REQUIRED WORK: Copy out each line that has "name" in it.

EXERCISE MATERIAL:

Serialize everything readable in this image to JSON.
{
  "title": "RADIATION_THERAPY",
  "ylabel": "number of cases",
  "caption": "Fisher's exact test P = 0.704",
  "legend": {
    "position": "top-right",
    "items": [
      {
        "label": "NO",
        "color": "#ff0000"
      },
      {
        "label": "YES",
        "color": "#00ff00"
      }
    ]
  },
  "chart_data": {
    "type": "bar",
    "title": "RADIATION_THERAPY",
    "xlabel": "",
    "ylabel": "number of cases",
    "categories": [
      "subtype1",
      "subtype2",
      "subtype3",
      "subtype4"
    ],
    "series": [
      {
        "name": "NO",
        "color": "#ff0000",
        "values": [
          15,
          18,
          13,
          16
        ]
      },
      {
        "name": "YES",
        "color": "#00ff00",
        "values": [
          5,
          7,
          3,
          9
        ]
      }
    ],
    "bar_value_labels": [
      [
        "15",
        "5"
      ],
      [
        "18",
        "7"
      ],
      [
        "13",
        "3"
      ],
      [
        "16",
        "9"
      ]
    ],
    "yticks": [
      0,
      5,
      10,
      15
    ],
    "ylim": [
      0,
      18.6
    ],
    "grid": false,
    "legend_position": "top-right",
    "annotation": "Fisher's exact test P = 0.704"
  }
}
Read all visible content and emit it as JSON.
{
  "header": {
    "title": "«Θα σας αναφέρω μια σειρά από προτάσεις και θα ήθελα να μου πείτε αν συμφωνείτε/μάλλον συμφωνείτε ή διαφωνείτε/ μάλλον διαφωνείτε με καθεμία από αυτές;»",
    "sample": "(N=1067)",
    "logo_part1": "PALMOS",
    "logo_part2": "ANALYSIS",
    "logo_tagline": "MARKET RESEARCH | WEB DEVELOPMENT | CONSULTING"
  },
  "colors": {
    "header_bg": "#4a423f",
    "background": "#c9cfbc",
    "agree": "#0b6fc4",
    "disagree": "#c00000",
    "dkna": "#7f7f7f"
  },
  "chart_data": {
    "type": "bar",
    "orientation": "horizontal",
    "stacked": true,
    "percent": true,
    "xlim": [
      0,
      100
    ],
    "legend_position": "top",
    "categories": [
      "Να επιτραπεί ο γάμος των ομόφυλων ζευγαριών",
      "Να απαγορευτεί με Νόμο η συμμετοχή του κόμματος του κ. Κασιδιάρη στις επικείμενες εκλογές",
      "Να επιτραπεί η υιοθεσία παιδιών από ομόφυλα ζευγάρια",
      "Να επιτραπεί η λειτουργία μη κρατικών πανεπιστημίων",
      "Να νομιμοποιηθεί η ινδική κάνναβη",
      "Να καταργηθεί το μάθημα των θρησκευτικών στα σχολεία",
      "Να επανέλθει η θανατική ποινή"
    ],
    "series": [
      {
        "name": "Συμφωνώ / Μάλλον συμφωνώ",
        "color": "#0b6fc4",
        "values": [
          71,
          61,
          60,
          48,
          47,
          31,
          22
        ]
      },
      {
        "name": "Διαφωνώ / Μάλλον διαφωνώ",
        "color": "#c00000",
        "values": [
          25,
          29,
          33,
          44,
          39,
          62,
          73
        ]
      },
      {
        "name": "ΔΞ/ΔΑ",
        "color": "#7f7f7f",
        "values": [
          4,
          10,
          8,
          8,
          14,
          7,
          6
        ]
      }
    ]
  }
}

EXERCISE SOLUTION:
        "name": "NO",
        "name": "YES",
        "name": "Συμφωνώ / Μάλλον συμφωνώ",
        "name": "Διαφωνώ / Μάλλον διαφωνώ",
        "name": "ΔΞ/ΔΑ",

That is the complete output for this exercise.